- _AIM_
Lines that hold the word "规范性附录" should be located and copied.
----
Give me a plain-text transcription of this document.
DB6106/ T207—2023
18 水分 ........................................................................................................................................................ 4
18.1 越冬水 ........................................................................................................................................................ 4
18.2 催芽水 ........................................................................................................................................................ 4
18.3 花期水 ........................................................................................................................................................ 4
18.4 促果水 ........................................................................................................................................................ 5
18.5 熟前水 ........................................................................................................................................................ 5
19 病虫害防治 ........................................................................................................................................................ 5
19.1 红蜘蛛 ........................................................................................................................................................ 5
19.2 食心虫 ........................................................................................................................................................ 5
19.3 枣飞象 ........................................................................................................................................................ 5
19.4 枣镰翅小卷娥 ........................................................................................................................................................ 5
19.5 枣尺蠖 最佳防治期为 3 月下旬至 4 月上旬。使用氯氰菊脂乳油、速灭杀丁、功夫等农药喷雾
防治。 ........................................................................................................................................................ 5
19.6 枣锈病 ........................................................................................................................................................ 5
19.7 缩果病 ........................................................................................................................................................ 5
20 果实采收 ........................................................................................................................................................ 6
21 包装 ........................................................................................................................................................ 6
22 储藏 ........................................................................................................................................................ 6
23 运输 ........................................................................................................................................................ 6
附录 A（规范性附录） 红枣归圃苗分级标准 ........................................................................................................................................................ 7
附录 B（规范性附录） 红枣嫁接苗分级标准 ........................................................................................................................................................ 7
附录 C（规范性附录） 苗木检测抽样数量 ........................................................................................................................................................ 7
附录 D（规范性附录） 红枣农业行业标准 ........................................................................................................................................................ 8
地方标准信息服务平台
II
----
- _COMPLETED EXERCISE_
附录 A（规范性附录） 红枣归圃苗分级标准 ........................................................................................................................................................ 7
附录 B（规范性附录） 红枣嫁接苗分级标准 ........................................................................................................................................................ 7
附录 C（规范性附录） 苗木检测抽样数量 ........................................................................................................................................................ 7
附录 D（规范性附录） 红枣农业行业标准 ........................................................................................................................................................ 8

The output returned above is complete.